>> Start ITEMS

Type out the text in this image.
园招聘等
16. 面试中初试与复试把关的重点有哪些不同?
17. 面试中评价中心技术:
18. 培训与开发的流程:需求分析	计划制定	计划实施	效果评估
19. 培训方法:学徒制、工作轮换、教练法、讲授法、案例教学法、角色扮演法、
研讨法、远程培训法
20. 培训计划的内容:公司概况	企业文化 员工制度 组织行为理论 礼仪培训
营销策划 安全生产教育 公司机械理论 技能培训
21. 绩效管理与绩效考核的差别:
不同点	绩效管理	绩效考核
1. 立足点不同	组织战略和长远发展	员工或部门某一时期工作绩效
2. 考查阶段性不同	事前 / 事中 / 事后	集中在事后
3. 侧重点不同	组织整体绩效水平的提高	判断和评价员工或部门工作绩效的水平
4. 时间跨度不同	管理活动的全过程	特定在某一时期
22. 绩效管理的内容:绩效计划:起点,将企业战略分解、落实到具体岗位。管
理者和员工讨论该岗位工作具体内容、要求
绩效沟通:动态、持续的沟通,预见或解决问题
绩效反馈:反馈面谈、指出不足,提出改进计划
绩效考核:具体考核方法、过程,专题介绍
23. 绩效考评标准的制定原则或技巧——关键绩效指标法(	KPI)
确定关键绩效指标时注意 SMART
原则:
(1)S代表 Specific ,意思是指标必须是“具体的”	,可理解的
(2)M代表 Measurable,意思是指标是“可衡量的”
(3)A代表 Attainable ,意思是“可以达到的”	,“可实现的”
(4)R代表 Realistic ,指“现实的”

>> End ITEMS

→ **SHORT PROBLEM**: Recopy the entries above in their entirety, exactly.

→ **WORKED ANSWER**:
Type out the text in this image.
园招聘等
16. 面试中初试与复试把关的重点有哪些不同?
17. 面试中评价中心技术:
18. 培训与开发的流程:需求分析	计划制定	计划实施	效果评估
19. 培训方法:学徒制、工作轮换、教练法、讲授法、案例教学法、角色扮演法、
研讨法、远程培训法
20. 培训计划的内容:公司概况	企业文化 员工制度 组织行为理论 礼仪培训
营销策划 安全生产教育 公司机械理论 技能培训
21. 绩效管理与绩效考核的差别:
不同点	绩效管理	绩效考核
1. 立足点不同	组织战略和长远发展	员工或部门某一时期工作绩效
2. 考查阶段性不同	事前 / 事中 / 事后	集中在事后
3. 侧重点不同	组织整体绩效水平的提高	判断和评价员工或部门工作绩效的水平
4. 时间跨度不同	管理活动的全过程	特定在某一时期
22. 绩效管理的内容:绩效计划:起点,将企业战略分解、落实到具体岗位。管
理者和员工讨论该岗位工作具体内容、要求
绩效沟通:动态、持续的沟通,预见或解决问题
绩效反馈:反馈面谈、指出不足,提出改进计划
绩效考核:具体考核方法、过程,专题介绍
23. 绩效考评标准的制定原则或技巧——关键绩效指标法(	KPI)
确定关键绩效指标时注意 SMART
原则:
(1)S代表 Specific ,意思是指标必须是“具体的”	,可理解的
(2)M代表 Measurable,意思是指标是“可衡量的”
(3)A代表 Attainable ,意思是“可以达到的”	,“可实现的”
(4)R代表 Realistic ,指“现实的”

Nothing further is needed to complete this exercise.